» **Text provided**

Opinion
NO. 02-15-00230-CR
04-28-2016
ABDIFATAH ABSHIR FARAH APPELLANT v. THE STATE OF TEXAS STATE
FROM CRIMINAL DISTRICT COURT NO. 3 OF TARRANT COUNTY
TRIAL COURT NO. 1316808D MEMORANDUM OPINION
In November 2013, the trial court placed Appellant Abdifatah Abshir Farah on eight years' deferred adjudication community supervision upon his plea of guilty to the offense of aggravated assault with a deadly weapon. In January 2015, the State filed a petition to proceed to adjudication, alleging that Farah had violated several terms and conditions of his community supervision. At a hearing on the State's petition, Farah pleaded true to the State's allegations, and the trial court sentenced him to five years' confinement in the Institutional Division of the Texas Department of Criminal Justice (IDTDCJ).
Farah's court-appointed appellate counsel has filed a motion to withdraw and a brief in support of that motion. Counsel avers that in his professional opinion, the appeal is frivolous. Counsel's brief and motion meet the requirements of Anders v. California by presenting a professional evaluation of the record and demonstrating why there are no arguable grounds for relief. See 386 U.S. 738, 87 S. Ct. 1396 (1967). In compliance with Kelly v. State, counsel notified Farah of his motion to withdraw, provided him a copy of the motion and brief, informed him of his right to file a pro se response, informed him of his right to seek discretionary review should this court hold the appeal is frivolous, and took concrete measures to facilitate Farah's review of the appellate record. See 436 S.W.3d 313, 319 (Tex. Crim. App. 2014). This court informed Farah that he may file a pro se brief, but he did not do so. The State did not submit a brief.
Once an appellant's court-appointed attorney files a motion to withdraw on the ground that the appeal is frivolous and fulfills the requirements of Anders, this court is obligated to undertake an independent examination of the record. See Stafford v. State, 813 S.W.2d 503, 511 (Tex. Crim. App. 1991); Mays v. State, 904 S.W.2d 920, 922-23 (Tex. App.—Fort Worth 1995, no pet.). Only then may we grant counsel's motion to withdraw. See Penson v. Ohio, 488 U.S. 75, 82-83, 109 S. Ct. 346, 351 (1988).

» **Supplied data**
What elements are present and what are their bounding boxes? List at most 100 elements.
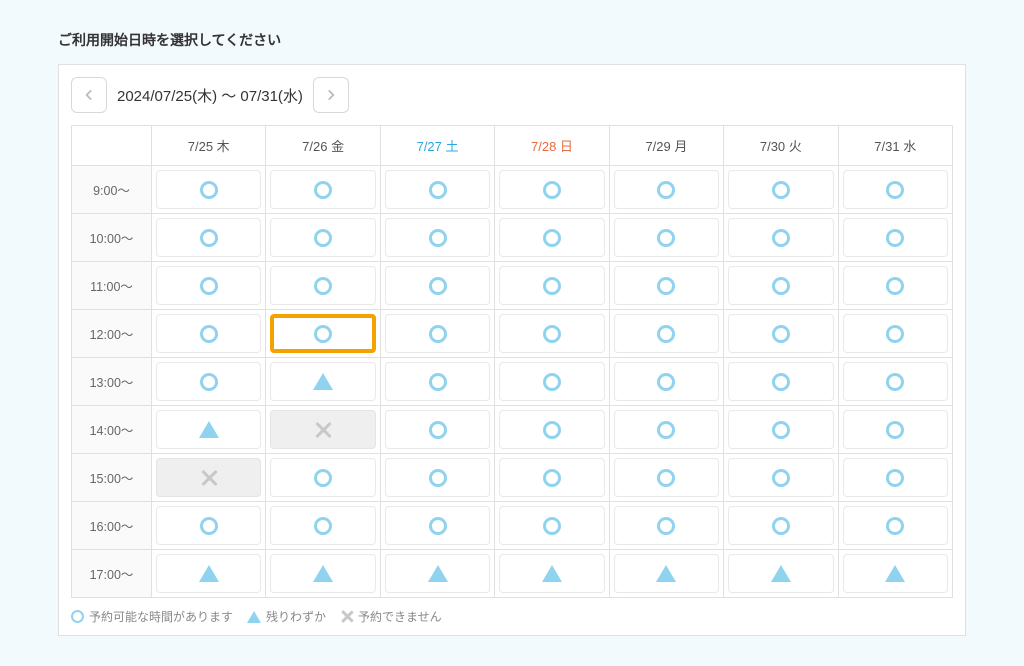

» **Stated problem**
Transcribe the passage of the court opinion starting at "Once an appellant's" and ending at "346, 351 (1988).".

» **Response to the exercise**
Once an appellant's court-appointed attorney files a motion to withdraw on the ground that the appeal is frivolous and fulfills the requirements of Anders, this court is obligated to undertake an independent examination of the record. See Stafford v. State, 813 S.W.2d 503, 511 (Tex. Crim. App. 1991); Mays v. State, 904 S.W.2d 920, 922-23 (Tex. App.—Fort Worth 1995, no pet.). Only then may we grant counsel's motion to withdraw. See Penson v. Ohio, 488 U.S. 75, 82-83, 109 S. Ct. 346, 351 (1988).